## [RECORDS SHOWN]

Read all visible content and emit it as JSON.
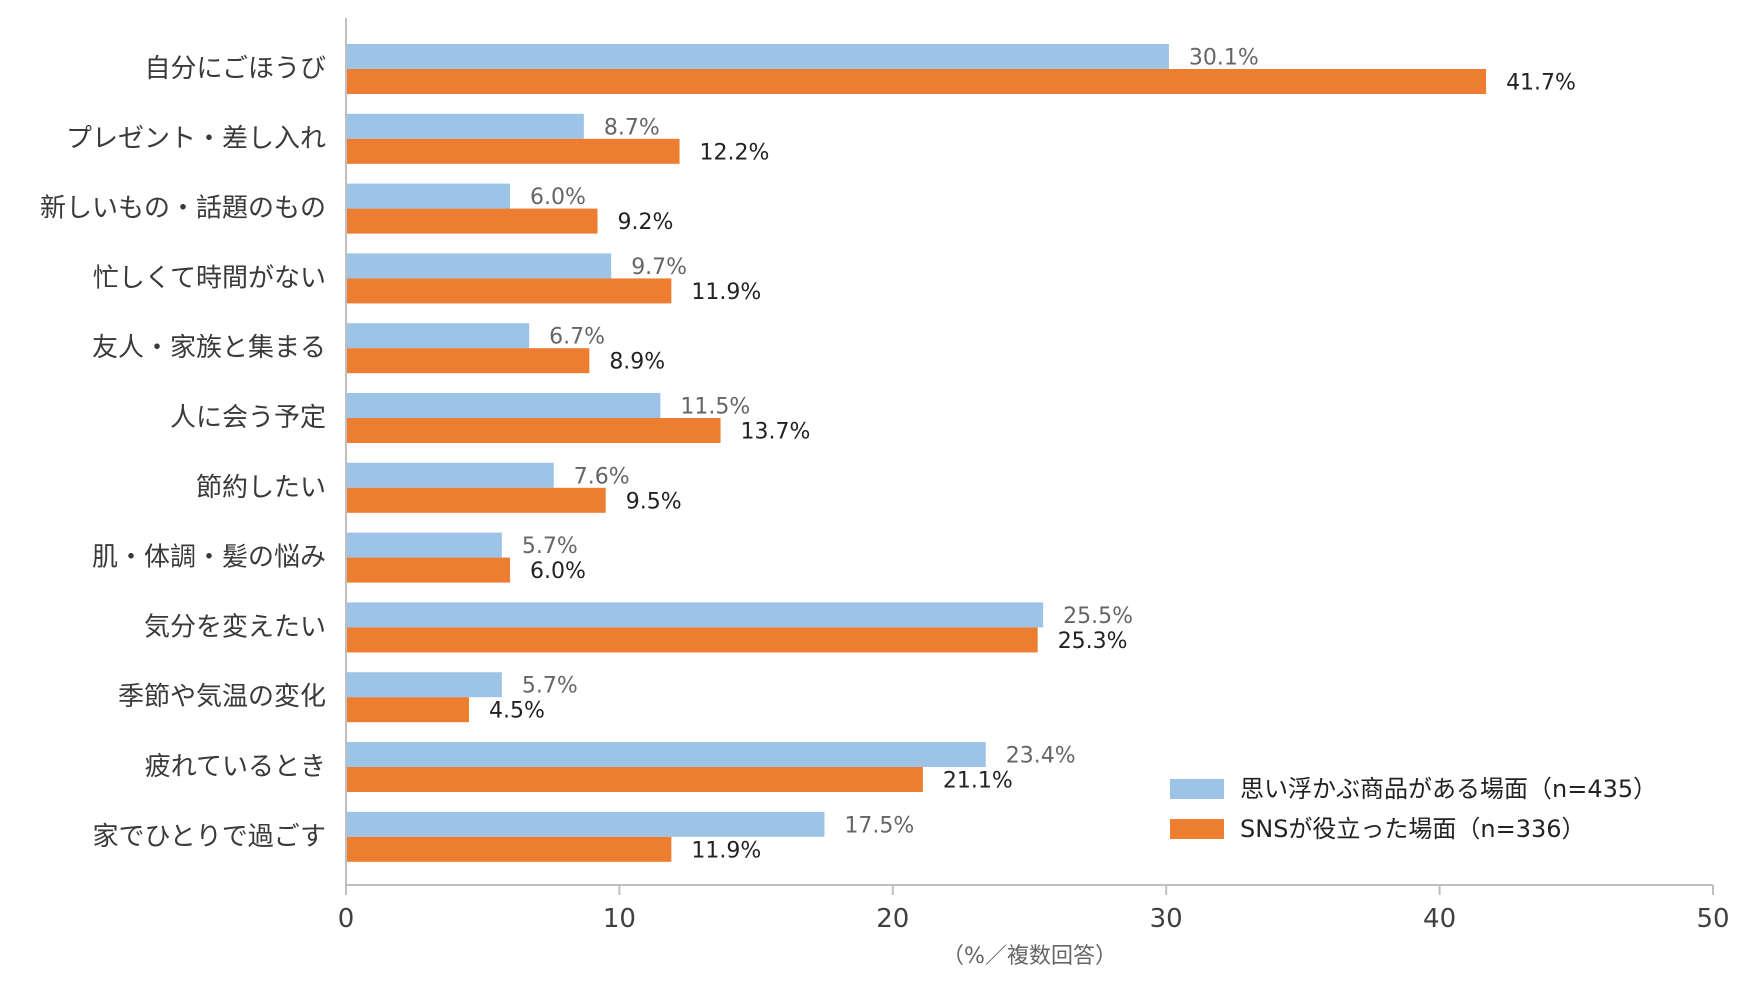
{
  "chart_data": {
    "type": "bar",
    "orientation": "horizontal",
    "categories": [
      "自分にごほうび",
      "プレゼント・差し入れ",
      "新しいもの・話題のもの",
      "忙しくて時間がない",
      "友人・家族と集まる",
      "人に会う予定",
      "節約したい",
      "肌・体調・髪の悩み",
      "気分を変えたい",
      "季節や気温の変化",
      "疲れているとき",
      "家でひとりで過ごす"
    ],
    "series": [
      {
        "name": "思い浮かぶ商品がある場面（n=435）",
        "color": "#9dc3e6",
        "values": [
          30.1,
          8.7,
          6.0,
          9.7,
          6.7,
          11.5,
          7.6,
          5.7,
          25.5,
          5.7,
          23.4,
          17.5
        ],
        "labels": [
          "30.1%",
          "8.7%",
          "6.0%",
          "9.7%",
          "6.7%",
          "11.5%",
          "7.6%",
          "5.7%",
          "25.5%",
          "5.7%",
          "23.4%",
          "17.5%"
        ]
      },
      {
        "name": "SNSが役立った場面（n=336）",
        "color": "#ed7d31",
        "values": [
          41.7,
          12.2,
          9.2,
          11.9,
          8.9,
          13.7,
          9.5,
          6.0,
          25.3,
          4.5,
          21.1,
          11.9
        ],
        "labels": [
          "41.7%",
          "12.2%",
          "9.2%",
          "11.9%",
          "8.9%",
          "13.7%",
          "9.5%",
          "6.0%",
          "25.3%",
          "4.5%",
          "21.1%",
          "11.9%"
        ]
      }
    ],
    "xlabel": "（%／複数回答）",
    "ylabel": "",
    "xlim": [
      0,
      50
    ],
    "xticks": [
      0,
      10,
      20,
      30,
      40,
      50
    ],
    "grid": false,
    "legend_position": "bottom-right"
  }
}
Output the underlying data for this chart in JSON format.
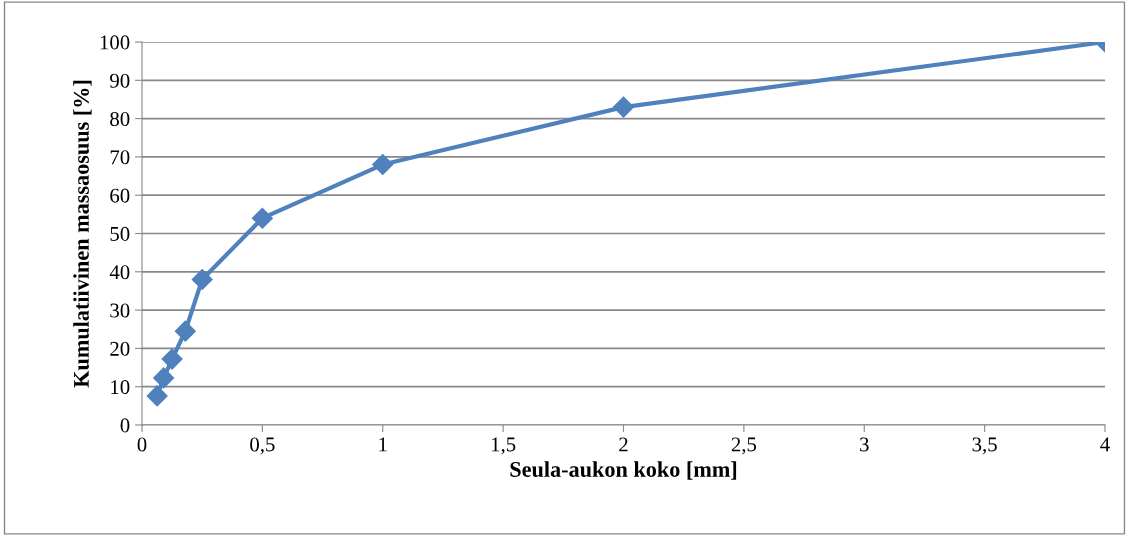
{
  "chart_data": {
    "type": "line",
    "xlabel": "Seula-aukon koko [mm]",
    "ylabel": "Kumulatiivinen massaosuus [%]",
    "x": [
      0.063,
      0.09,
      0.125,
      0.18,
      0.25,
      0.5,
      1,
      2,
      4
    ],
    "series": [
      {
        "color": "#4f81bd",
        "values": [
          7.6,
          12.3,
          17.2,
          24.5,
          38,
          54,
          68,
          83,
          100
        ]
      }
    ],
    "xlim": [
      0,
      4
    ],
    "xticks": [
      {
        "value": 0,
        "label": "0"
      },
      {
        "value": 0.5,
        "label": "0,5"
      },
      {
        "value": 1,
        "label": "1"
      },
      {
        "value": 1.5,
        "label": "1,5"
      },
      {
        "value": 2,
        "label": "2"
      },
      {
        "value": 2.5,
        "label": "2,5"
      },
      {
        "value": 3,
        "label": "3"
      },
      {
        "value": 3.5,
        "label": "3,5"
      },
      {
        "value": 4,
        "label": "4"
      }
    ],
    "ylim": [
      0,
      100
    ],
    "yticks": [
      0,
      10,
      20,
      30,
      40,
      50,
      60,
      70,
      80,
      90,
      100
    ],
    "grid": "y",
    "marker": "diamond",
    "line_style": "solid",
    "legend": false
  }
}
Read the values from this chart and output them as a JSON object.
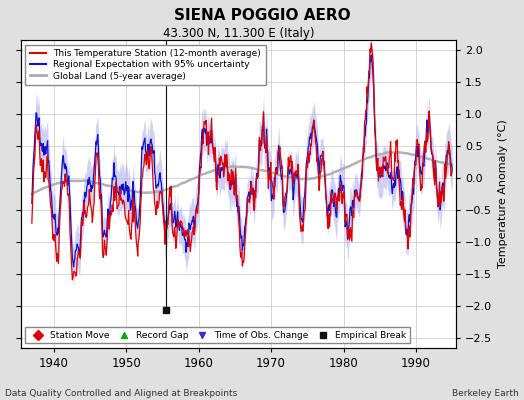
{
  "title": "SIENA POGGIO AERO",
  "subtitle": "43.300 N, 11.300 E (Italy)",
  "xlabel_note": "Data Quality Controlled and Aligned at Breakpoints",
  "xlabel_right": "Berkeley Earth",
  "ylabel": "Temperature Anomaly (°C)",
  "xlim": [
    1935.5,
    1995.5
  ],
  "ylim": [
    -2.65,
    2.15
  ],
  "yticks": [
    -2.5,
    -2,
    -1.5,
    -1,
    -0.5,
    0,
    0.5,
    1,
    1.5,
    2
  ],
  "xticks": [
    1940,
    1950,
    1960,
    1970,
    1980,
    1990
  ],
  "bg_color": "#e0e0e0",
  "plot_bg_color": "#ffffff",
  "grid_color": "#c8c8c8",
  "red_color": "#dd0000",
  "blue_color": "#1111cc",
  "band_color": "#aaaaee",
  "gray_color": "#aaaaaa",
  "legend_labels": [
    "This Temperature Station (12-month average)",
    "Regional Expectation with 95% uncertainty",
    "Global Land (5-year average)"
  ],
  "marker_labels": [
    "Station Move",
    "Record Gap",
    "Time of Obs. Change",
    "Empirical Break"
  ],
  "marker_colors": [
    "#dd0000",
    "#00aa00",
    "#3333cc",
    "#111111"
  ],
  "marker_shapes": [
    "D",
    "^",
    "v",
    "s"
  ],
  "empirical_break_x": 1955.5,
  "empirical_break_y": -2.05
}
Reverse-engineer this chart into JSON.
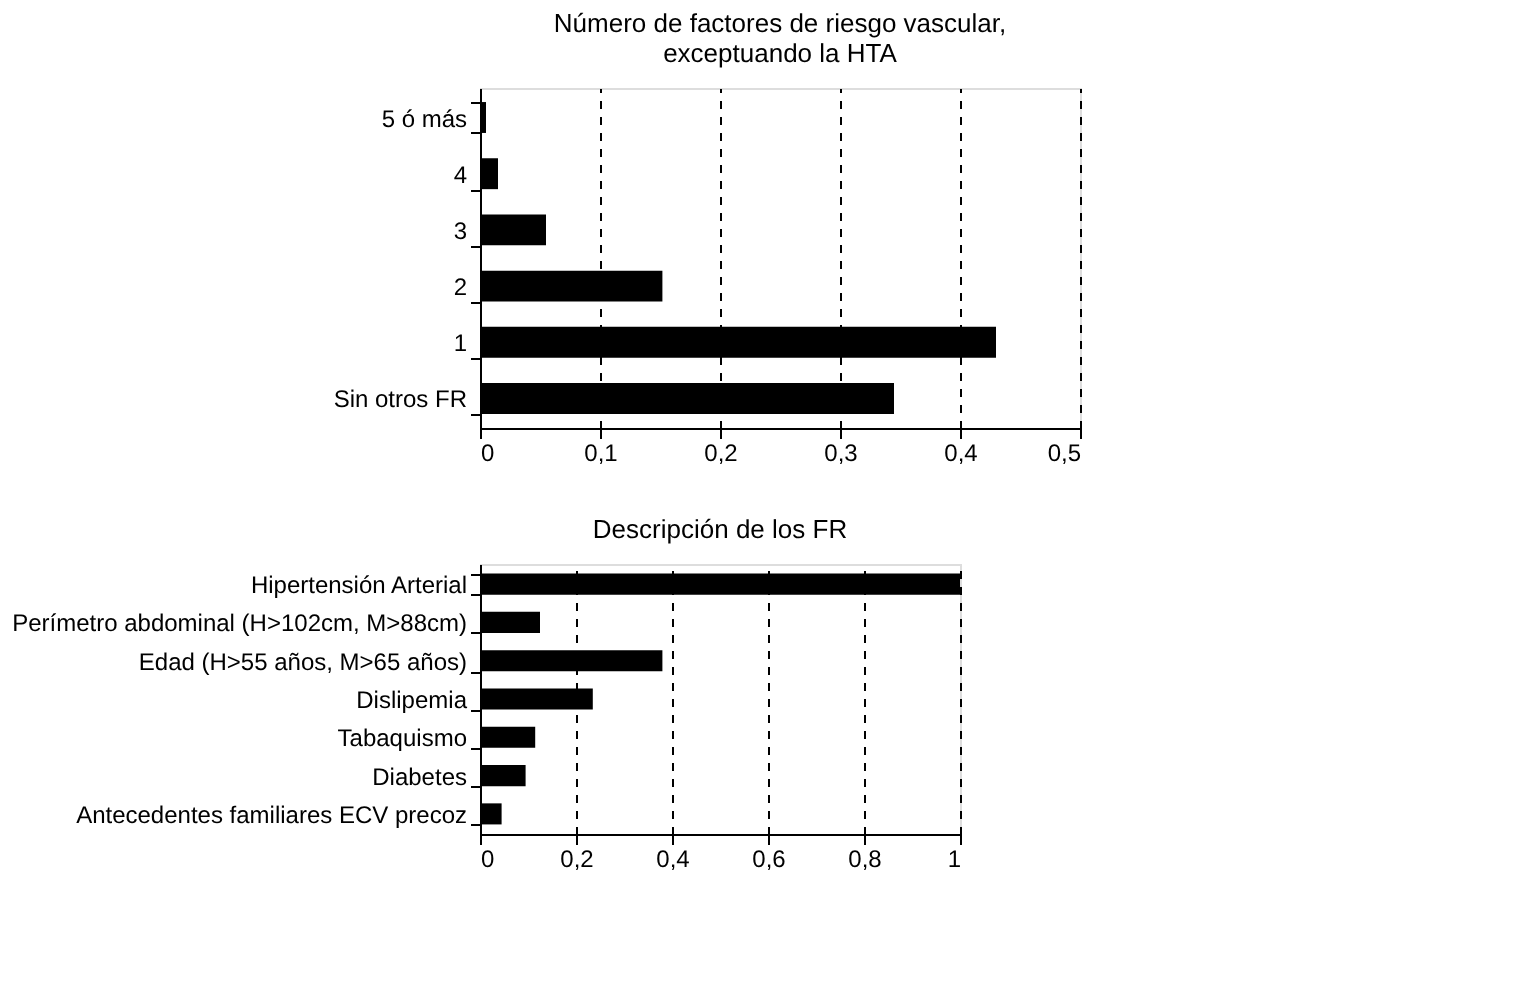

## [REQUEST]
Repeat the records in full, exactly as they appear, without the pictures.

## [FINISHED ANSWER]
Read all visible content and emit it as JSON.
{
  "chart_data": {
    "type": "bar",
    "orientation": "horizontal",
    "categories": [
      "自分にごほうび",
      "プレゼント・差し入れ",
      "新しいもの・話題のもの",
      "忙しくて時間がない",
      "友人・家族と集まる",
      "人に会う予定",
      "節約したい",
      "肌・体調・髪の悩み",
      "気分を変えたい",
      "季節や気温の変化",
      "疲れているとき",
      "家でひとりで過ごす"
    ],
    "series": [
      {
        "name": "思い浮かぶ商品がある場面（n=435）",
        "color": "#9dc3e6",
        "values": [
          30.1,
          8.7,
          6.0,
          9.7,
          6.7,
          11.5,
          7.6,
          5.7,
          25.5,
          5.7,
          23.4,
          17.5
        ],
        "labels": [
          "30.1%",
          "8.7%",
          "6.0%",
          "9.7%",
          "6.7%",
          "11.5%",
          "7.6%",
          "5.7%",
          "25.5%",
          "5.7%",
          "23.4%",
          "17.5%"
        ]
      },
      {
        "name": "SNSが役立った場面（n=336）",
        "color": "#ed7d31",
        "values": [
          41.7,
          12.2,
          9.2,
          11.9,
          8.9,
          13.7,
          9.5,
          6.0,
          25.3,
          4.5,
          21.1,
          11.9
        ],
        "labels": [
          "41.7%",
          "12.2%",
          "9.2%",
          "11.9%",
          "8.9%",
          "13.7%",
          "9.5%",
          "6.0%",
          "25.3%",
          "4.5%",
          "21.1%",
          "11.9%"
        ]
      }
    ],
    "xlabel": "（%／複数回答）",
    "ylabel": "",
    "xlim": [
      0,
      50
    ],
    "xticks": [
      0,
      10,
      20,
      30,
      40,
      50
    ],
    "grid": false,
    "legend_position": "bottom-right"
  }
}
Output the underlying data for this chart in JSON format.
{
  "chart_data": {
    "type": "line",
    "xlabel": "Seula-aukon koko [mm]",
    "ylabel": "Kumulatiivinen massaosuus [%]",
    "x": [
      0.063,
      0.09,
      0.125,
      0.18,
      0.25,
      0.5,
      1,
      2,
      4
    ],
    "series": [
      {
        "color": "#4f81bd",
        "values": [
          7.6,
          12.3,
          17.2,
          24.5,
          38,
          54,
          68,
          83,
          100
        ]
      }
    ],
    "xlim": [
      0,
      4
    ],
    "xticks": [
      {
        "value": 0,
        "label": "0"
      },
      {
        "value": 0.5,
        "label": "0,5"
      },
      {
        "value": 1,
        "label": "1"
      },
      {
        "value": 1.5,
        "label": "1,5"
      },
      {
        "value": 2,
        "label": "2"
      },
      {
        "value": 2.5,
        "label": "2,5"
      },
      {
        "value": 3,
        "label": "3"
      },
      {
        "value": 3.5,
        "label": "3,5"
      },
      {
        "value": 4,
        "label": "4"
      }
    ],
    "ylim": [
      0,
      100
    ],
    "yticks": [
      0,
      10,
      20,
      30,
      40,
      50,
      60,
      70,
      80,
      90,
      100
    ],
    "grid": "y",
    "marker": "diamond",
    "line_style": "solid",
    "legend": false
  }
}
Read the values from this chart and output them as a JSON object.
{
  "title": "SIENA POGGIO AERO",
  "subtitle": "43.300 N, 11.300 E (Italy)",
  "xlabel_note": "Data Quality Controlled and Aligned at Breakpoints",
  "xlabel_right": "Berkeley Earth",
  "ylabel": "Temperature Anomaly (°C)",
  "xlim": [
    1935.5,
    1995.5
  ],
  "ylim": [
    -2.65,
    2.15
  ],
  "yticks": [
    -2.5,
    -2,
    -1.5,
    -1,
    -0.5,
    0,
    0.5,
    1,
    1.5,
    2
  ],
  "xticks": [
    1940,
    1950,
    1960,
    1970,
    1980,
    1990
  ],
  "bg_color": "#e0e0e0",
  "plot_bg_color": "#ffffff",
  "grid_color": "#c8c8c8",
  "red_color": "#dd0000",
  "blue_color": "#1111cc",
  "band_color": "#aaaaee",
  "gray_color": "#aaaaaa",
  "legend_labels": [
    "This Temperature Station (12-month average)",
    "Regional Expectation with 95% uncertainty",
    "Global Land (5-year average)"
  ],
  "marker_labels": [
    "Station Move",
    "Record Gap",
    "Time of Obs. Change",
    "Empirical Break"
  ],
  "marker_colors": [
    "#dd0000",
    "#00aa00",
    "#3333cc",
    "#111111"
  ],
  "marker_shapes": [
    "D",
    "^",
    "v",
    "s"
  ],
  "empirical_break_x": 1955.5,
  "empirical_break_y": -2.05
}
Reverse-engineer this chart into JSON.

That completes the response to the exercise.